Pick out the lines below with "name" and list them.

▶ Supplied entries:
⟨

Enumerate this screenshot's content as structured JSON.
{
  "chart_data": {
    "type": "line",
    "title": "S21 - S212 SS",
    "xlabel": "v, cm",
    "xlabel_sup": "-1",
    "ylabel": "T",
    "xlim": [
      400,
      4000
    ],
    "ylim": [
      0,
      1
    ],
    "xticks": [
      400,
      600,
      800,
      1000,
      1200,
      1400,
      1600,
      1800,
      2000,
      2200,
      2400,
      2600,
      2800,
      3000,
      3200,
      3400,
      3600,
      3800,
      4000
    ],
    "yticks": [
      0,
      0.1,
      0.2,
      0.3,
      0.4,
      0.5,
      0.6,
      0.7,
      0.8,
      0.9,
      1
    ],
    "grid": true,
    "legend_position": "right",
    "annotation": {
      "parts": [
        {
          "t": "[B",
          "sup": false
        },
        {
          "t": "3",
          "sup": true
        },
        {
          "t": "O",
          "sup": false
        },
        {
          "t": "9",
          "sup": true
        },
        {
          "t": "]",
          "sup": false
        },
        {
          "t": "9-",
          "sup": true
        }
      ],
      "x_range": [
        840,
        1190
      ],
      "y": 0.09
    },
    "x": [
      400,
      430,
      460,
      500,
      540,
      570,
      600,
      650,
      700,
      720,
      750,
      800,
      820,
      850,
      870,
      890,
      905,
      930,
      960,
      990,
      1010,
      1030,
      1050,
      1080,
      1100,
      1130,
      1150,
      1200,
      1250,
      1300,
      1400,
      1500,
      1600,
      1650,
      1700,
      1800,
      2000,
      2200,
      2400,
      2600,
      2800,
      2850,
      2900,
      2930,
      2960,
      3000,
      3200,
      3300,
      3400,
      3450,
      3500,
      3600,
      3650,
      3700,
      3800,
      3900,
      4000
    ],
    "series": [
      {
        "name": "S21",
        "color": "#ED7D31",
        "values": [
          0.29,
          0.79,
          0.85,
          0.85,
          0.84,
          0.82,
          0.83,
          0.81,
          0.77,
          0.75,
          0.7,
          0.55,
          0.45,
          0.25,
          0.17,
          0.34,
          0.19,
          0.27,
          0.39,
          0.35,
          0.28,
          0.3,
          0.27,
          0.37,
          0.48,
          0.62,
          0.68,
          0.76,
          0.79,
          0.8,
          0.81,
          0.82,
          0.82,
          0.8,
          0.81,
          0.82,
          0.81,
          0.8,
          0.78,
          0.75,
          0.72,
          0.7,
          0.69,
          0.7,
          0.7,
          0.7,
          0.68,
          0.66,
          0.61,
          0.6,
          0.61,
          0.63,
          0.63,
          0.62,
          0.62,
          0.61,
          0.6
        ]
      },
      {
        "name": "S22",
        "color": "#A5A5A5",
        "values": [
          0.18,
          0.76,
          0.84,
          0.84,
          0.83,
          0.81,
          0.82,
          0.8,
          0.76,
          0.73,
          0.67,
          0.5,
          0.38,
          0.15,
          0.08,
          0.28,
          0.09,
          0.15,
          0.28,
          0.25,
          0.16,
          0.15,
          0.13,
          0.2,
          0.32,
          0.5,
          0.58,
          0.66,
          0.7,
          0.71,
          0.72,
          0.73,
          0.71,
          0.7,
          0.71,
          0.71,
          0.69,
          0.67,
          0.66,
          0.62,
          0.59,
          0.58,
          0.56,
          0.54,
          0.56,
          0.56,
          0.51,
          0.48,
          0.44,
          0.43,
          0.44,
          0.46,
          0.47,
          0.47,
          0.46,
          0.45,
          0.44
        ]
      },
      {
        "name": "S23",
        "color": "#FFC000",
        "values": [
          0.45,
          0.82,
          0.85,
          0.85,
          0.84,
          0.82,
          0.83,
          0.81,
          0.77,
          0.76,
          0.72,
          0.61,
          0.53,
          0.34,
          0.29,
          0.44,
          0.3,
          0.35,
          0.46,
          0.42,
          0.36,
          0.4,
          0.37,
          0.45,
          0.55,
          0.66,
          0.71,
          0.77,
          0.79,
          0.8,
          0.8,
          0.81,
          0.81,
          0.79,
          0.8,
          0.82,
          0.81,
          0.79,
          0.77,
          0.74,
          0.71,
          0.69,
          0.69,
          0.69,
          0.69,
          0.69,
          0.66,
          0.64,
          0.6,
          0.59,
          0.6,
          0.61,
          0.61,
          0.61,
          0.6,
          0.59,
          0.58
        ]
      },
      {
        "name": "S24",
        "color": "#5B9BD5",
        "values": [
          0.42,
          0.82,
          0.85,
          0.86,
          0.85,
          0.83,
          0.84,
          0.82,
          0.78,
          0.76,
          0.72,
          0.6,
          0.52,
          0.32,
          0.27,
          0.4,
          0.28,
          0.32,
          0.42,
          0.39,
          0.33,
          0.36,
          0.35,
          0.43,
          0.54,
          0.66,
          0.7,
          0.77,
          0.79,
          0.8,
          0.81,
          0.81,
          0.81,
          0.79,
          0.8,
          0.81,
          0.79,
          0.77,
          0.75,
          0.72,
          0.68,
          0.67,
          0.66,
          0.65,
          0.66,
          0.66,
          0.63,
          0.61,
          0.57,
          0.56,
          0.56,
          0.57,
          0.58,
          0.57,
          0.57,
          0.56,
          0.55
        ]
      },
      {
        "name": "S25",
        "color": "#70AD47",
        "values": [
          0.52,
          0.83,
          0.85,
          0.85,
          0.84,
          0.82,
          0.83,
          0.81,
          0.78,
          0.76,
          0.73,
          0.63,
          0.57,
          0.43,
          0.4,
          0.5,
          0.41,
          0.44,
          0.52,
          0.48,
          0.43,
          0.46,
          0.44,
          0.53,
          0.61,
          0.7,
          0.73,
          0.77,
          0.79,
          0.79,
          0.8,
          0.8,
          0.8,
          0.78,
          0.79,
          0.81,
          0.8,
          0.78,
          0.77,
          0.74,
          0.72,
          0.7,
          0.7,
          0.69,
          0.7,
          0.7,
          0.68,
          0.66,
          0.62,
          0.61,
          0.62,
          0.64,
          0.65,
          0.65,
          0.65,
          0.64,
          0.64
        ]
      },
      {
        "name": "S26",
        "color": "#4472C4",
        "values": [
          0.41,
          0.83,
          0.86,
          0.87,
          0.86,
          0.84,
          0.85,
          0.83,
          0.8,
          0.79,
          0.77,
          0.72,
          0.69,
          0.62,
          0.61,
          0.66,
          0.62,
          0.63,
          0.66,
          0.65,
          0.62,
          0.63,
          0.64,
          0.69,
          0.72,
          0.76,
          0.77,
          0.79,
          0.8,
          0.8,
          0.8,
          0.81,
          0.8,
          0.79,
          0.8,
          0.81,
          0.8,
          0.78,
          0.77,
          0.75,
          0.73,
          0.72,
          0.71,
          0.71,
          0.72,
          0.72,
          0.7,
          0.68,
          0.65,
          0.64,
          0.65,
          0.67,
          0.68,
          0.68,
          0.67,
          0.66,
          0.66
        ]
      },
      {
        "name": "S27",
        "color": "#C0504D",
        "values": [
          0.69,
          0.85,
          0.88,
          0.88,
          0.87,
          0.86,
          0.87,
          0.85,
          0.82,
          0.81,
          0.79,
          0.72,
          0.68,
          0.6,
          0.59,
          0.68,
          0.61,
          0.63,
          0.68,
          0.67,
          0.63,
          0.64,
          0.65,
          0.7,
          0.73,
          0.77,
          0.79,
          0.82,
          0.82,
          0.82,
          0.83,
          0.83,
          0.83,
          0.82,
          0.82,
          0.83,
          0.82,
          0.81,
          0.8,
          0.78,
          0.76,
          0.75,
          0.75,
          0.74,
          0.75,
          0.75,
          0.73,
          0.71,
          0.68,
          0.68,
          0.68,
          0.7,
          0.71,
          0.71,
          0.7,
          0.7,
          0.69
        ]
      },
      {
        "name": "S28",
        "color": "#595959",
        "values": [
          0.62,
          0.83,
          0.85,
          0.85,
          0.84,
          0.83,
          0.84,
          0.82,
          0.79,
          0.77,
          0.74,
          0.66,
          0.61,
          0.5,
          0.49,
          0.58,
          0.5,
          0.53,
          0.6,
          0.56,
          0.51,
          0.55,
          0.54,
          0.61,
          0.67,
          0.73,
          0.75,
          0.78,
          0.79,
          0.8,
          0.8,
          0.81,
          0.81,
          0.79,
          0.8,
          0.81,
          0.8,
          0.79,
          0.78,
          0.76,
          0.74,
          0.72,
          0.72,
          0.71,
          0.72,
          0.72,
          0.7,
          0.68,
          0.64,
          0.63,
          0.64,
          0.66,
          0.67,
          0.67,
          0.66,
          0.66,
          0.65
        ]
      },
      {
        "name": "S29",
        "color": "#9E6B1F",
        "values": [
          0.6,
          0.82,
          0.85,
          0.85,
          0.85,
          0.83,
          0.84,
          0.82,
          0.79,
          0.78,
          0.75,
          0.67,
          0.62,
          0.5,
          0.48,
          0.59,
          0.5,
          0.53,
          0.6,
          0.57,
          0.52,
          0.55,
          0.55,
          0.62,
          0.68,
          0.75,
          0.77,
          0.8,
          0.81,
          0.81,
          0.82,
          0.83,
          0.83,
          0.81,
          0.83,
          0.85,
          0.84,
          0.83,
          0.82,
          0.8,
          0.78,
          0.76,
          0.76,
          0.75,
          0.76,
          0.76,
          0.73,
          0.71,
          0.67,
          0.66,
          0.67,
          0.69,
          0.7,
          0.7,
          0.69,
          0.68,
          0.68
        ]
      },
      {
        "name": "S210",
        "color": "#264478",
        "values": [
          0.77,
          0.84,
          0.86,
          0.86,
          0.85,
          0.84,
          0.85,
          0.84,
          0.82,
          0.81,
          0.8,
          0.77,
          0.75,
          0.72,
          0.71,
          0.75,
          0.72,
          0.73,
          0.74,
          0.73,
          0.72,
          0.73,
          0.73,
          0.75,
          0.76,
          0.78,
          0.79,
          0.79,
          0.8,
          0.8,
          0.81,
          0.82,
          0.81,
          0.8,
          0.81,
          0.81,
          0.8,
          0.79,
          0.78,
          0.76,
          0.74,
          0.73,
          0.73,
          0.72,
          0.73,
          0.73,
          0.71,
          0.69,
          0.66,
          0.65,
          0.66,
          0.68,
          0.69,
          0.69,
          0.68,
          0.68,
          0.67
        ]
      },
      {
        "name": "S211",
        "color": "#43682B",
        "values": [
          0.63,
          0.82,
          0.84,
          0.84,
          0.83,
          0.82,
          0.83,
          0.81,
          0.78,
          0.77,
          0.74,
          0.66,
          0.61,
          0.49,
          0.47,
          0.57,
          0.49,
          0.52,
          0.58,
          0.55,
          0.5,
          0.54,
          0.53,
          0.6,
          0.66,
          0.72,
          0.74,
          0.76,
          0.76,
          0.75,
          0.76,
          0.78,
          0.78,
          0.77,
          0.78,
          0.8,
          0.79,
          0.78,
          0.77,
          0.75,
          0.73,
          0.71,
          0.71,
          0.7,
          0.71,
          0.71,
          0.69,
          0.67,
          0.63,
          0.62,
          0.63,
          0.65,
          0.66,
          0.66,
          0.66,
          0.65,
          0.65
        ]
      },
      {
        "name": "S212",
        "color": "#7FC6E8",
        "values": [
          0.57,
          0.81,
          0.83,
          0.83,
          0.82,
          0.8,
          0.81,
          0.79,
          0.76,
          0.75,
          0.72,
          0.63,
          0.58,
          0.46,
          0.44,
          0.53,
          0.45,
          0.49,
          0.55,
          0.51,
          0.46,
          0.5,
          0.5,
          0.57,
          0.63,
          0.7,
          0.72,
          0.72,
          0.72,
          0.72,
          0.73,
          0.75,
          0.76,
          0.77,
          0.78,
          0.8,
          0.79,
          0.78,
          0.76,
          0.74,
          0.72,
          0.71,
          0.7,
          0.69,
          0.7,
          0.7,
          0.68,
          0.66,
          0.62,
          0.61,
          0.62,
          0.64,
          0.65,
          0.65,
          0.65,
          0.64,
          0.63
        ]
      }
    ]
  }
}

⟩

▶ Finished exercise:
        "name": "S21",
        "name": "S22",
        "name": "S23",
        "name": "S24",
        "name": "S25",
        "name": "S26",
        "name": "S27",
        "name": "S28",
        "name": "S29",
        "name": "S210",
        "name": "S211",
        "name": "S212",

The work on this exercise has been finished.